**TO DO**
Set each record down exactly, excluding all images.

**RECORDS PROVIDED**
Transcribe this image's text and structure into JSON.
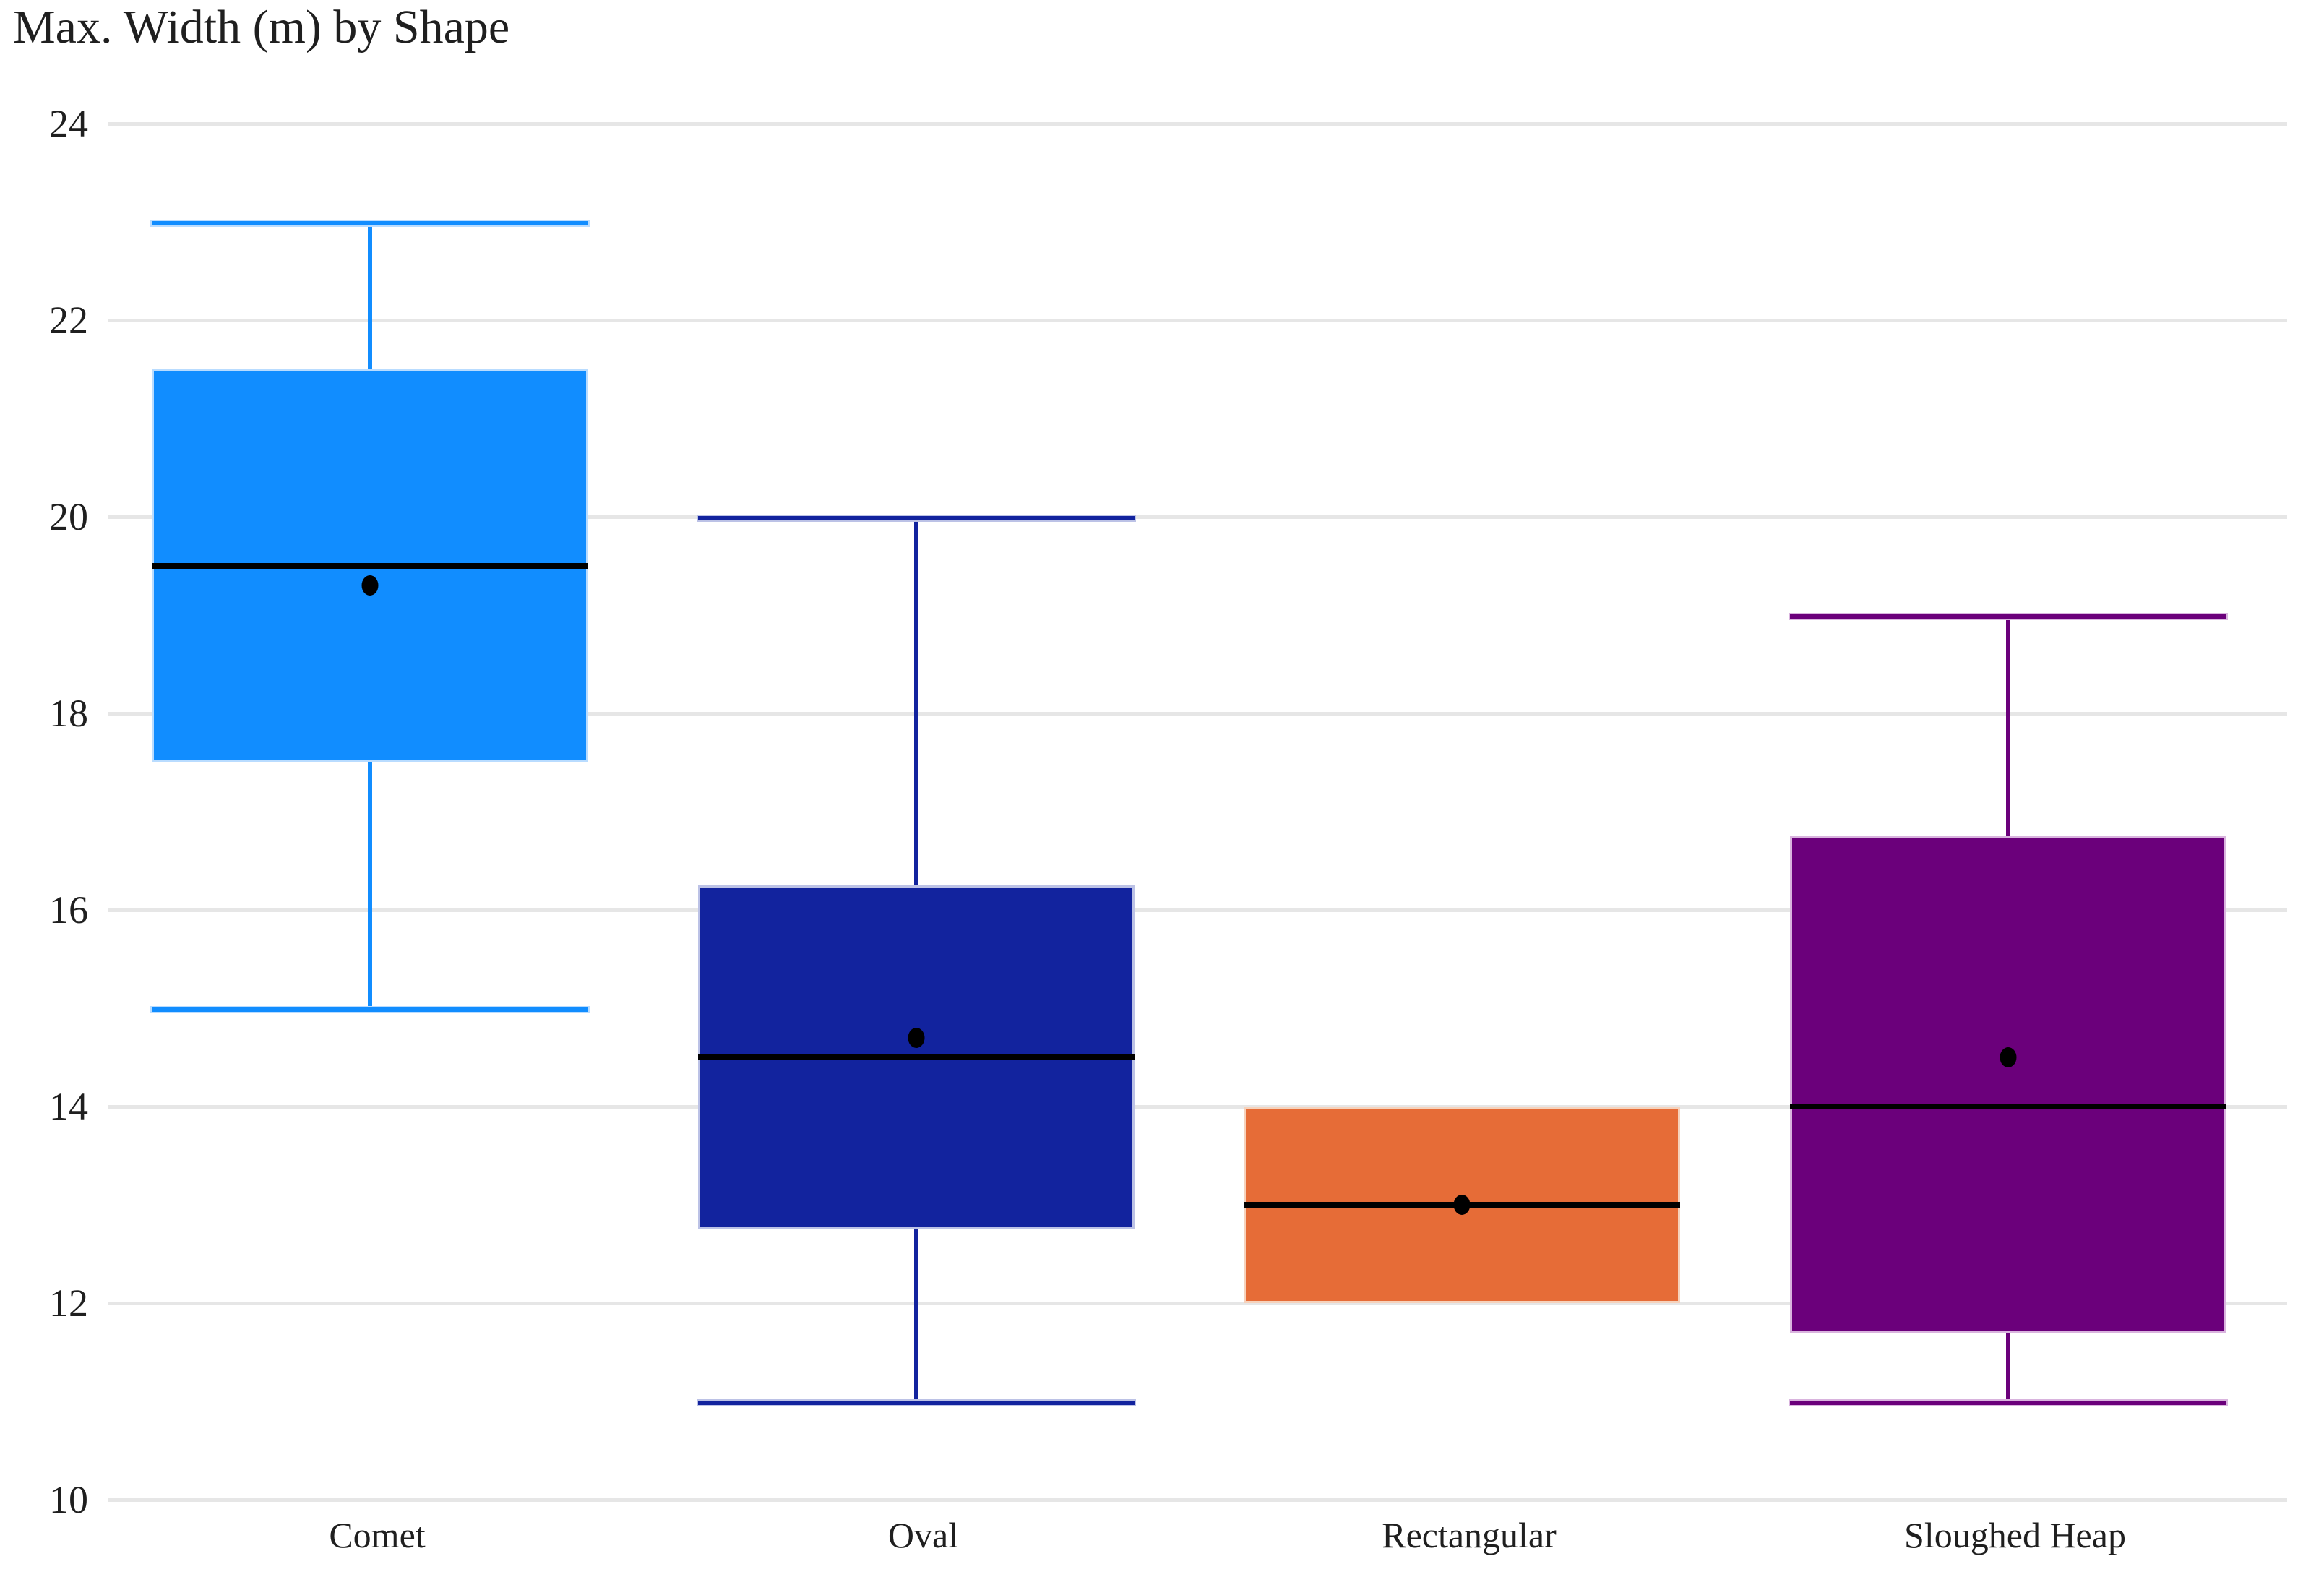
{
  "chart_data": {
    "type": "box",
    "title": "Max. Width (m) by Shape",
    "categories": [
      "Comet",
      "Oval",
      "Rectangular",
      "Sloughed Heap"
    ],
    "y_axis": {
      "min": 10,
      "max": 24,
      "tick_step": 2,
      "ticks": [
        24,
        22,
        20,
        18,
        16,
        14,
        12,
        10
      ],
      "tick_labels": [
        "24",
        "22",
        "20",
        "18",
        "16",
        "14",
        "12",
        "10"
      ]
    },
    "grid": "horizontal-only",
    "legend": "none",
    "series": [
      {
        "name": "Comet",
        "color": "#118DFF",
        "light_border": "#b9dcff",
        "min": 15,
        "q1": 17.5,
        "median": 19.5,
        "q3": 21.5,
        "max": 23,
        "mean": 19.3
      },
      {
        "name": "Oval",
        "color": "#12239E",
        "light_border": "#bcc2e6",
        "min": 11,
        "q1": 12.75,
        "median": 14.5,
        "q3": 16.25,
        "max": 20,
        "mean": 14.7
      },
      {
        "name": "Rectangular",
        "color": "#E66C37",
        "light_border": "#f6d2bc",
        "min": 12,
        "q1": 12,
        "median": 13,
        "q3": 14,
        "max": 14,
        "mean": 13
      },
      {
        "name": "Sloughed Heap",
        "color": "#6B007B",
        "light_border": "#d9b4de",
        "min": 11,
        "q1": 11.7,
        "median": 14,
        "q3": 16.75,
        "max": 19,
        "mean": 14.5
      }
    ],
    "style": {
      "gridline_color": "#e6e6e6",
      "median_color": "#000000",
      "mean_dot_color": "#000000",
      "text_color": "#1f1f1f",
      "background": "#ffffff"
    }
  }
}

**SOLUTION**
Transcribe this image's text and structure into JSON.
{
  "chart_data": {
    "type": "box",
    "title": "Max. Width (m) by Shape",
    "categories": [
      "Comet",
      "Oval",
      "Rectangular",
      "Sloughed Heap"
    ],
    "y_axis": {
      "min": 10,
      "max": 24,
      "tick_step": 2,
      "ticks": [
        24,
        22,
        20,
        18,
        16,
        14,
        12,
        10
      ],
      "tick_labels": [
        "24",
        "22",
        "20",
        "18",
        "16",
        "14",
        "12",
        "10"
      ]
    },
    "grid": "horizontal-only",
    "legend": "none",
    "series": [
      {
        "name": "Comet",
        "color": "#118DFF",
        "light_border": "#b9dcff",
        "min": 15,
        "q1": 17.5,
        "median": 19.5,
        "q3": 21.5,
        "max": 23,
        "mean": 19.3
      },
      {
        "name": "Oval",
        "color": "#12239E",
        "light_border": "#bcc2e6",
        "min": 11,
        "q1": 12.75,
        "median": 14.5,
        "q3": 16.25,
        "max": 20,
        "mean": 14.7
      },
      {
        "name": "Rectangular",
        "color": "#E66C37",
        "light_border": "#f6d2bc",
        "min": 12,
        "q1": 12,
        "median": 13,
        "q3": 14,
        "max": 14,
        "mean": 13
      },
      {
        "name": "Sloughed Heap",
        "color": "#6B007B",
        "light_border": "#d9b4de",
        "min": 11,
        "q1": 11.7,
        "median": 14,
        "q3": 16.75,
        "max": 19,
        "mean": 14.5
      }
    ],
    "style": {
      "gridline_color": "#e6e6e6",
      "median_color": "#000000",
      "mean_dot_color": "#000000",
      "text_color": "#1f1f1f",
      "background": "#ffffff"
    }
  }
}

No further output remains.